**What you will do:**
Write out all of the lines below, exactly and completely.
# START OF Input material
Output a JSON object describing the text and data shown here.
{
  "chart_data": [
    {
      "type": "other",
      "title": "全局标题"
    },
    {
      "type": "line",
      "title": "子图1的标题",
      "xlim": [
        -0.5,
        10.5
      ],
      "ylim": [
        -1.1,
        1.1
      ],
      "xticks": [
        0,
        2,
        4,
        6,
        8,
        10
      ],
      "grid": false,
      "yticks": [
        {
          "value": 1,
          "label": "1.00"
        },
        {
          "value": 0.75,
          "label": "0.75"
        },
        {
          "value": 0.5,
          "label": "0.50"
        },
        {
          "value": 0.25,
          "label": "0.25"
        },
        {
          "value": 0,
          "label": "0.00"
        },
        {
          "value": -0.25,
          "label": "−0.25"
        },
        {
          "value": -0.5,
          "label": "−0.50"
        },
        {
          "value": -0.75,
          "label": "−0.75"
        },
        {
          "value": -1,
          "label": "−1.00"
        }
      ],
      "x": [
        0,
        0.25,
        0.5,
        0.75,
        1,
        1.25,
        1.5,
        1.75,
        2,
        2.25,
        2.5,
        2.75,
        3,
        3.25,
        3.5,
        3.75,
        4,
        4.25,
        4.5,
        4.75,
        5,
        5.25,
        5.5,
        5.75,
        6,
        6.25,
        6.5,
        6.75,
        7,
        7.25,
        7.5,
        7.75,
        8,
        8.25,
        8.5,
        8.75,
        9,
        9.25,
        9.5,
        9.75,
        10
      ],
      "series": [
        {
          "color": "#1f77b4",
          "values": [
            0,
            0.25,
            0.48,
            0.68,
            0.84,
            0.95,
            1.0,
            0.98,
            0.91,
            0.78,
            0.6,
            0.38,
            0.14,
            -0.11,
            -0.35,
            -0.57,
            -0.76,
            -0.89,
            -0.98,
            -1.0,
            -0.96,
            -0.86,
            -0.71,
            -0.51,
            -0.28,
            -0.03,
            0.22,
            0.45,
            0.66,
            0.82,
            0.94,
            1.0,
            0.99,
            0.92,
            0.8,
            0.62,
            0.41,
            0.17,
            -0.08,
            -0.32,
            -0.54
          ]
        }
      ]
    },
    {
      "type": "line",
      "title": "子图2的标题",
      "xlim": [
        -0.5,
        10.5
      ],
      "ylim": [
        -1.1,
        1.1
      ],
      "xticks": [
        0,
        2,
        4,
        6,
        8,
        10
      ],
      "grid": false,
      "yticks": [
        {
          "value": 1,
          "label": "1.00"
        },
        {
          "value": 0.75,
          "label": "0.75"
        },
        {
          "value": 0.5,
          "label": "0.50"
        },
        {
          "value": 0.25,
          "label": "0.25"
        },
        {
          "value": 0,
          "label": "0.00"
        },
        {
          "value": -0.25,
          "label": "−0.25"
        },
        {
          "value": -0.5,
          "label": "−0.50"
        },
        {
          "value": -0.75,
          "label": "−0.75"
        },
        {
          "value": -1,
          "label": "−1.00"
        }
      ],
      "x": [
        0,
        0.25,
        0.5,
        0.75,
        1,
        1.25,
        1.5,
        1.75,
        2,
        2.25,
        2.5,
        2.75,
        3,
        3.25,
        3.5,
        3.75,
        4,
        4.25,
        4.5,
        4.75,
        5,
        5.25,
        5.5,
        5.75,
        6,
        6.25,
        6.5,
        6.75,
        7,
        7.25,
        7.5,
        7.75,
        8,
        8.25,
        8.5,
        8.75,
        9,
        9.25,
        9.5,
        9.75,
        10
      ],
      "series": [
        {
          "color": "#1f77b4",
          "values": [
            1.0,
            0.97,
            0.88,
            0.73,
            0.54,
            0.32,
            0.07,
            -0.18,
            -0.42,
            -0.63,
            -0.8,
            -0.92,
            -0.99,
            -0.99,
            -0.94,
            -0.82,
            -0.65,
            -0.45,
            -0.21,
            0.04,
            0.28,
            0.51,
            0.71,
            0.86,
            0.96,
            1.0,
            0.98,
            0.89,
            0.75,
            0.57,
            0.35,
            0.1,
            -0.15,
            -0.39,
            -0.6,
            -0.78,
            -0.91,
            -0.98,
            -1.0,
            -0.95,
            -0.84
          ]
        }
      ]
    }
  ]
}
# END OF Input material
**Solution to this exercise:**
Output a JSON object describing the text and data shown here.
{
  "chart_data": [
    {
      "type": "other",
      "title": "全局标题"
    },
    {
      "type": "line",
      "title": "子图1的标题",
      "xlim": [
        -0.5,
        10.5
      ],
      "ylim": [
        -1.1,
        1.1
      ],
      "xticks": [
        0,
        2,
        4,
        6,
        8,
        10
      ],
      "grid": false,
      "yticks": [
        {
          "value": 1,
          "label": "1.00"
        },
        {
          "value": 0.75,
          "label": "0.75"
        },
        {
          "value": 0.5,
          "label": "0.50"
        },
        {
          "value": 0.25,
          "label": "0.25"
        },
        {
          "value": 0,
          "label": "0.00"
        },
        {
          "value": -0.25,
          "label": "−0.25"
        },
        {
          "value": -0.5,
          "label": "−0.50"
        },
        {
          "value": -0.75,
          "label": "−0.75"
        },
        {
          "value": -1,
          "label": "−1.00"
        }
      ],
      "x": [
        0,
        0.25,
        0.5,
        0.75,
        1,
        1.25,
        1.5,
        1.75,
        2,
        2.25,
        2.5,
        2.75,
        3,
        3.25,
        3.5,
        3.75,
        4,
        4.25,
        4.5,
        4.75,
        5,
        5.25,
        5.5,
        5.75,
        6,
        6.25,
        6.5,
        6.75,
        7,
        7.25,
        7.5,
        7.75,
        8,
        8.25,
        8.5,
        8.75,
        9,
        9.25,
        9.5,
        9.75,
        10
      ],
      "series": [
        {
          "color": "#1f77b4",
          "values": [
            0,
            0.25,
            0.48,
            0.68,
            0.84,
            0.95,
            1.0,
            0.98,
            0.91,
            0.78,
            0.6,
            0.38,
            0.14,
            -0.11,
            -0.35,
            -0.57,
            -0.76,
            -0.89,
            -0.98,
            -1.0,
            -0.96,
            -0.86,
            -0.71,
            -0.51,
            -0.28,
            -0.03,
            0.22,
            0.45,
            0.66,
            0.82,
            0.94,
            1.0,
            0.99,
            0.92,
            0.8,
            0.62,
            0.41,
            0.17,
            -0.08,
            -0.32,
            -0.54
          ]
        }
      ]
    },
    {
      "type": "line",
      "title": "子图2的标题",
      "xlim": [
        -0.5,
        10.5
      ],
      "ylim": [
        -1.1,
        1.1
      ],
      "xticks": [
        0,
        2,
        4,
        6,
        8,
        10
      ],
      "grid": false,
      "yticks": [
        {
          "value": 1,
          "label": "1.00"
        },
        {
          "value": 0.75,
          "label": "0.75"
        },
        {
          "value": 0.5,
          "label": "0.50"
        },
        {
          "value": 0.25,
          "label": "0.25"
        },
        {
          "value": 0,
          "label": "0.00"
        },
        {
          "value": -0.25,
          "label": "−0.25"
        },
        {
          "value": -0.5,
          "label": "−0.50"
        },
        {
          "value": -0.75,
          "label": "−0.75"
        },
        {
          "value": -1,
          "label": "−1.00"
        }
      ],
      "x": [
        0,
        0.25,
        0.5,
        0.75,
        1,
        1.25,
        1.5,
        1.75,
        2,
        2.25,
        2.5,
        2.75,
        3,
        3.25,
        3.5,
        3.75,
        4,
        4.25,
        4.5,
        4.75,
        5,
        5.25,
        5.5,
        5.75,
        6,
        6.25,
        6.5,
        6.75,
        7,
        7.25,
        7.5,
        7.75,
        8,
        8.25,
        8.5,
        8.75,
        9,
        9.25,
        9.5,
        9.75,
        10
      ],
      "series": [
        {
          "color": "#1f77b4",
          "values": [
            1.0,
            0.97,
            0.88,
            0.73,
            0.54,
            0.32,
            0.07,
            -0.18,
            -0.42,
            -0.63,
            -0.8,
            -0.92,
            -0.99,
            -0.99,
            -0.94,
            -0.82,
            -0.65,
            -0.45,
            -0.21,
            0.04,
            0.28,
            0.51,
            0.71,
            0.86,
            0.96,
            1.0,
            0.98,
            0.89,
            0.75,
            0.57,
            0.35,
            0.1,
            -0.15,
            -0.39,
            -0.6,
            -0.78,
            -0.91,
            -0.98,
            -1.0,
            -0.95,
            -0.84
          ]
        }
      ]
    }
  ]
}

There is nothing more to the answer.